GIVEN PROBLEM: Keep the pictures out of the copy and print all the entries below exactly.

SUPPLIED DATA:
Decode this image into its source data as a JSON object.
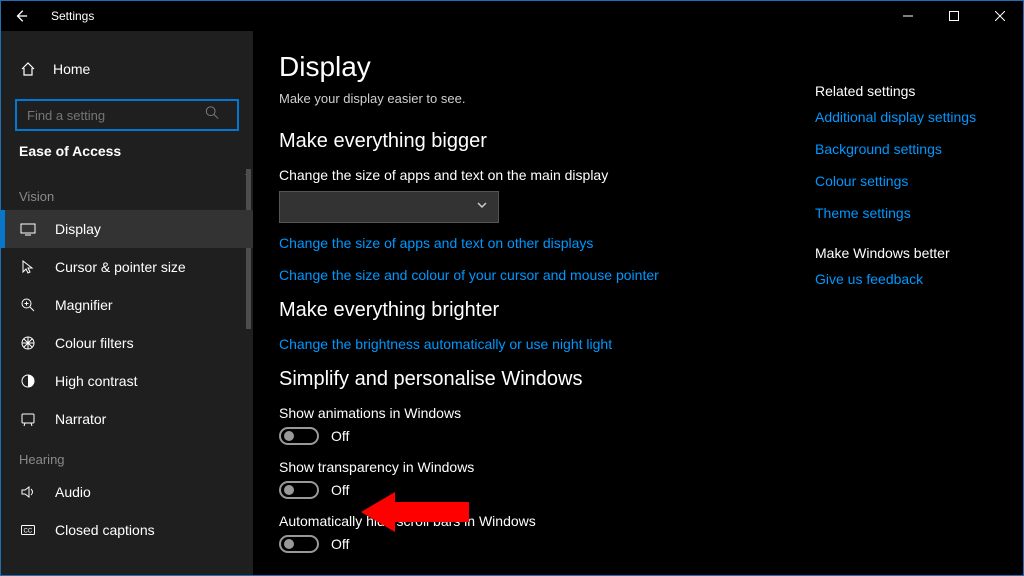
{
  "titlebar": {
    "title": "Settings"
  },
  "sidebar": {
    "home_label": "Home",
    "search_placeholder": "Find a setting",
    "breadcrumb": "Ease of Access",
    "categories": [
      {
        "label": "Vision",
        "items": [
          {
            "label": "Display",
            "icon": "display",
            "active": true
          },
          {
            "label": "Cursor & pointer size",
            "icon": "cursor"
          },
          {
            "label": "Magnifier",
            "icon": "magnifier"
          },
          {
            "label": "Colour filters",
            "icon": "colour-filters"
          },
          {
            "label": "High contrast",
            "icon": "high-contrast"
          },
          {
            "label": "Narrator",
            "icon": "narrator"
          }
        ]
      },
      {
        "label": "Hearing",
        "items": [
          {
            "label": "Audio",
            "icon": "audio"
          },
          {
            "label": "Closed captions",
            "icon": "cc"
          }
        ]
      }
    ]
  },
  "main": {
    "title": "Display",
    "subtitle": "Make your display easier to see.",
    "sections": {
      "bigger": {
        "heading": "Make everything bigger",
        "label": "Change the size of apps and text on the main display",
        "link1": "Change the size of apps and text on other displays",
        "link2": "Change the size and colour of your cursor and mouse pointer"
      },
      "brighter": {
        "heading": "Make everything brighter",
        "link1": "Change the brightness automatically or use night light"
      },
      "simplify": {
        "heading": "Simplify and personalise Windows",
        "toggles": [
          {
            "label": "Show animations in Windows",
            "state": "Off"
          },
          {
            "label": "Show transparency in Windows",
            "state": "Off"
          },
          {
            "label": "Automatically hide scroll bars in Windows",
            "state": "Off"
          }
        ]
      }
    }
  },
  "rightcol": {
    "related_heading": "Related settings",
    "related_links": [
      "Additional display settings",
      "Background settings",
      "Colour settings",
      "Theme settings"
    ],
    "feedback_heading": "Make Windows better",
    "feedback_link": "Give us feedback"
  }
}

ANSWER TO THIS TASK:
Decode this image into its source data as a JSON object.
{
  "titlebar": {
    "title": "Settings"
  },
  "sidebar": {
    "home_label": "Home",
    "search_placeholder": "Find a setting",
    "breadcrumb": "Ease of Access",
    "categories": [
      {
        "label": "Vision",
        "items": [
          {
            "label": "Display",
            "icon": "display",
            "active": true
          },
          {
            "label": "Cursor & pointer size",
            "icon": "cursor"
          },
          {
            "label": "Magnifier",
            "icon": "magnifier"
          },
          {
            "label": "Colour filters",
            "icon": "colour-filters"
          },
          {
            "label": "High contrast",
            "icon": "high-contrast"
          },
          {
            "label": "Narrator",
            "icon": "narrator"
          }
        ]
      },
      {
        "label": "Hearing",
        "items": [
          {
            "label": "Audio",
            "icon": "audio"
          },
          {
            "label": "Closed captions",
            "icon": "cc"
          }
        ]
      }
    ]
  },
  "main": {
    "title": "Display",
    "subtitle": "Make your display easier to see.",
    "sections": {
      "bigger": {
        "heading": "Make everything bigger",
        "label": "Change the size of apps and text on the main display",
        "link1": "Change the size of apps and text on other displays",
        "link2": "Change the size and colour of your cursor and mouse pointer"
      },
      "brighter": {
        "heading": "Make everything brighter",
        "link1": "Change the brightness automatically or use night light"
      },
      "simplify": {
        "heading": "Simplify and personalise Windows",
        "toggles": [
          {
            "label": "Show animations in Windows",
            "state": "Off"
          },
          {
            "label": "Show transparency in Windows",
            "state": "Off"
          },
          {
            "label": "Automatically hide scroll bars in Windows",
            "state": "Off"
          }
        ]
      }
    }
  },
  "rightcol": {
    "related_heading": "Related settings",
    "related_links": [
      "Additional display settings",
      "Background settings",
      "Colour settings",
      "Theme settings"
    ],
    "feedback_heading": "Make Windows better",
    "feedback_link": "Give us feedback"
  }
}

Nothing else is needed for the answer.